● Instructions for the task:
In the material below, count the lines with the word "exterior" and state that number only.

● Exercise input:
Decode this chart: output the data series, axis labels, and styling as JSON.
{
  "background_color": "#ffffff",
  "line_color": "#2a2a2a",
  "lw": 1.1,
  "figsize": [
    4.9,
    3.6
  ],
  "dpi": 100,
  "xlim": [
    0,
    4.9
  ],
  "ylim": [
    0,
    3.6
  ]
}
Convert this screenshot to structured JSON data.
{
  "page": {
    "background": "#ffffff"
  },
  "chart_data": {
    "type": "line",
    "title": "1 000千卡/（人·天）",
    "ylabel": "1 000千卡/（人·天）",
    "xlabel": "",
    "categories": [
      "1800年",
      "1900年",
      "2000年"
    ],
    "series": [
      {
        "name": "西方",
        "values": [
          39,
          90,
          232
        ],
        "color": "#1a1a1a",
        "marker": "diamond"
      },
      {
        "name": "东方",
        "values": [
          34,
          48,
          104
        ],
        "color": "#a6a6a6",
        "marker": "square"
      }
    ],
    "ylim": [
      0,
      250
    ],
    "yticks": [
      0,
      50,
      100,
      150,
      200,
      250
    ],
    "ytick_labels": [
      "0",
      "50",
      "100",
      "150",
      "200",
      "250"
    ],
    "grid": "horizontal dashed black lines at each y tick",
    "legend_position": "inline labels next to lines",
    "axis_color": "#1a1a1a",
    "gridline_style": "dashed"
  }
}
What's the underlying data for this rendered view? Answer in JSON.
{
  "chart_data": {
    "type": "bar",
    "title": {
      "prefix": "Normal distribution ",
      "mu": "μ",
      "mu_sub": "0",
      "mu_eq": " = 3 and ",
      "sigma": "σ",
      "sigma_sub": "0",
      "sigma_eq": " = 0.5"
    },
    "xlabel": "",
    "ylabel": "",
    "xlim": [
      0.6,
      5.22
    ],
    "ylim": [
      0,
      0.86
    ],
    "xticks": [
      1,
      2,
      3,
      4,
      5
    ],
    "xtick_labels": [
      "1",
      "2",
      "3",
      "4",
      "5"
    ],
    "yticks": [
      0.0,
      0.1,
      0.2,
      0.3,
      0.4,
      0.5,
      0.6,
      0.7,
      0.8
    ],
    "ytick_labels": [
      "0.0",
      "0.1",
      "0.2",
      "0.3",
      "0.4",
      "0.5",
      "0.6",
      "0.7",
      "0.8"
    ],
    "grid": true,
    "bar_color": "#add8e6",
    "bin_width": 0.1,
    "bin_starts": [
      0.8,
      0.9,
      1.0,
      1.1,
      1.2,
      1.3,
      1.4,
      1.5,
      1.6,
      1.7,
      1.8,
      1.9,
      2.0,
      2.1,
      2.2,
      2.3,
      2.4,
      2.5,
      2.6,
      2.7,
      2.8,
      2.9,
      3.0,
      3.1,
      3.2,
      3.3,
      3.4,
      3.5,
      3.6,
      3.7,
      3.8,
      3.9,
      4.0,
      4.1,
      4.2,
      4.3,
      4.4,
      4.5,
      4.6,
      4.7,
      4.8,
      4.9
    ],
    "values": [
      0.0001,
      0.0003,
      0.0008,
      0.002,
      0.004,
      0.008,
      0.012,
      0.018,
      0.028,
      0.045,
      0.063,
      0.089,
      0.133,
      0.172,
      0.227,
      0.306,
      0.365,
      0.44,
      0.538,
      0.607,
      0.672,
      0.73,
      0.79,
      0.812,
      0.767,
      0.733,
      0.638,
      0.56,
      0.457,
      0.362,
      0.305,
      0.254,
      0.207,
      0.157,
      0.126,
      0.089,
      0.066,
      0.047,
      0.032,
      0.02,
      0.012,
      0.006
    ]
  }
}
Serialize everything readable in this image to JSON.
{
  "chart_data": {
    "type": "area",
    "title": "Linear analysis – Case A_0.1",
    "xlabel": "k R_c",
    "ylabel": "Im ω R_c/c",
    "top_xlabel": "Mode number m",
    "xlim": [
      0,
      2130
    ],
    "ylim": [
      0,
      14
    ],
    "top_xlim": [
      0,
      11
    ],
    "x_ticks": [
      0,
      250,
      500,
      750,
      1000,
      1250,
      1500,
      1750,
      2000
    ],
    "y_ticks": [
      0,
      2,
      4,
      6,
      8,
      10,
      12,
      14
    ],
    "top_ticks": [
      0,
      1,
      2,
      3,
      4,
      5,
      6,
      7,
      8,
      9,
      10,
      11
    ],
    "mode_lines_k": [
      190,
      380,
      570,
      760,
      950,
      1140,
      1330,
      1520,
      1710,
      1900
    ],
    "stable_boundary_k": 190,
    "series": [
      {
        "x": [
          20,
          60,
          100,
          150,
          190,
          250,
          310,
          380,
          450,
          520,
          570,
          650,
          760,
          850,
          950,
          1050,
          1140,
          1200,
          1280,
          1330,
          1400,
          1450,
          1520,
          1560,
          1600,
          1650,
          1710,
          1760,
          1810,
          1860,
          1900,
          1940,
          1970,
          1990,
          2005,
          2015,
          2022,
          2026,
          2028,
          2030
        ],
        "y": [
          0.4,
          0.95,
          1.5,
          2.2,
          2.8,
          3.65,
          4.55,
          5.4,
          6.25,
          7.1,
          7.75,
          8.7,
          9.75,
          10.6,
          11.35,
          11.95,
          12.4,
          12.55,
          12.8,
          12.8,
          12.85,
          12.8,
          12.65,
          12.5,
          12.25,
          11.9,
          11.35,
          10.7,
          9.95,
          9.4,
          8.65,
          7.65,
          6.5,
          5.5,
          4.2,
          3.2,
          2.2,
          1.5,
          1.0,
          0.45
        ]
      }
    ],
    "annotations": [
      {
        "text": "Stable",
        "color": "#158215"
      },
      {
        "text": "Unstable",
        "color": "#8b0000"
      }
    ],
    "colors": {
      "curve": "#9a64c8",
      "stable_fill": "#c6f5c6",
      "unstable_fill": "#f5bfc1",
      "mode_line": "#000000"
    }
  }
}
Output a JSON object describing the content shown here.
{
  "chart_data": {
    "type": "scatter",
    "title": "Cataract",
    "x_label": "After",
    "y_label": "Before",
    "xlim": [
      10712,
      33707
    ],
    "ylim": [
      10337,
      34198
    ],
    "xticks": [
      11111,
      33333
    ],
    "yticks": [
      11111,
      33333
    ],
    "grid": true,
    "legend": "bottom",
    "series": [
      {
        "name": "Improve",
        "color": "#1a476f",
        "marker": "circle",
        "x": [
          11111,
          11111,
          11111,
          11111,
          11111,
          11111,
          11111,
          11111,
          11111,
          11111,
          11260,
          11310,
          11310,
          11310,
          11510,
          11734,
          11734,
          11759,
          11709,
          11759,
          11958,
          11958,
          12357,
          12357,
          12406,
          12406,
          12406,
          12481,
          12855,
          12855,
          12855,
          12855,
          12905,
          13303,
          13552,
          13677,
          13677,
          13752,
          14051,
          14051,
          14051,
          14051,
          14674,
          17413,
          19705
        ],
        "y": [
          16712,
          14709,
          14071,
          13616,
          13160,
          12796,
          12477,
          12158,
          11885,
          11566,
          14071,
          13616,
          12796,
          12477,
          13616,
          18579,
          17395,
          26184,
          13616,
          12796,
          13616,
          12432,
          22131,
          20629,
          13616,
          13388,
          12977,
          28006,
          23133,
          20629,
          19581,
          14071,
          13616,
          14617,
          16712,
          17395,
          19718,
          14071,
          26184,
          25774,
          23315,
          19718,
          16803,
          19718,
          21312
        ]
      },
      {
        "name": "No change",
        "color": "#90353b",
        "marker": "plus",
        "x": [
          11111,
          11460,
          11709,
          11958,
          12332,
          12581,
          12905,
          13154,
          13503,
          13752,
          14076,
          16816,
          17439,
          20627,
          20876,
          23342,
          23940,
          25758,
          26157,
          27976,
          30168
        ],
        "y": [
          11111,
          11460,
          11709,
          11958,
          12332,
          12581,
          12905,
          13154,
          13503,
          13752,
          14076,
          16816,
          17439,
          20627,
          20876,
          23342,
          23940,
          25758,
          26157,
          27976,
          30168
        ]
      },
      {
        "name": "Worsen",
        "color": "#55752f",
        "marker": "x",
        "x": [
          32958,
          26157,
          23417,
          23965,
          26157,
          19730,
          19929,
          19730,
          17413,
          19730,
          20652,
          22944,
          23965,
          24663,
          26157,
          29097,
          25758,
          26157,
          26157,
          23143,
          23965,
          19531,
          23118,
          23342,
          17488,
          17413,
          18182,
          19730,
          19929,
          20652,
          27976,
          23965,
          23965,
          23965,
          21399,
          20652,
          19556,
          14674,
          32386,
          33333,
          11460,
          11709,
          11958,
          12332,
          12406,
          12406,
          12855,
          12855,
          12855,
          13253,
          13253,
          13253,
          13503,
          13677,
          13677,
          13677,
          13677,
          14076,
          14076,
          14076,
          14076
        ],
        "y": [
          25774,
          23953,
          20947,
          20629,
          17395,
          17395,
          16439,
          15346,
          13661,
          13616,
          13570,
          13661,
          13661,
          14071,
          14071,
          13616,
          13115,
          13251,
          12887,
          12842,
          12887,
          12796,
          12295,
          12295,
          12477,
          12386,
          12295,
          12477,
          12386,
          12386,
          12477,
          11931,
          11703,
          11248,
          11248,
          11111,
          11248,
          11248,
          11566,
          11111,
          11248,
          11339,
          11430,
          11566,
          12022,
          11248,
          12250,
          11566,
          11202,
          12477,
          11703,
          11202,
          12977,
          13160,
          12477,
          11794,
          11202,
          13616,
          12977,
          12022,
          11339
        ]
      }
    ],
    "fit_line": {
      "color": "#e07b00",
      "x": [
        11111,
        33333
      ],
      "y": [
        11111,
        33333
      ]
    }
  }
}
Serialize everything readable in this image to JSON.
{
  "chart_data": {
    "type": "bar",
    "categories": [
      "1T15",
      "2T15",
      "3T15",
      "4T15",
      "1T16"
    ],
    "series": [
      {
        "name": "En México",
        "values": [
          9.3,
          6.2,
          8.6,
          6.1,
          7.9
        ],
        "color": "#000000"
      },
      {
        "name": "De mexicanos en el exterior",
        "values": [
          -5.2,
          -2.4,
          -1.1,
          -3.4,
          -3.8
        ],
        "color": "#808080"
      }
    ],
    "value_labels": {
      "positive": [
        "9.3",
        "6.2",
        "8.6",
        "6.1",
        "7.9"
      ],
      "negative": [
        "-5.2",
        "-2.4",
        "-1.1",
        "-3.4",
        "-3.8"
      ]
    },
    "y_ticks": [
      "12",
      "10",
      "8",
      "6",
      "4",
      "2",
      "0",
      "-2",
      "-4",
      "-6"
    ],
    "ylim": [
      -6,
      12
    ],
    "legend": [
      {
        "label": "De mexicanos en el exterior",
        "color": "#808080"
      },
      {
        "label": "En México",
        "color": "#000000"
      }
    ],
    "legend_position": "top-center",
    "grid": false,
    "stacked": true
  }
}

● Answer to the task:
2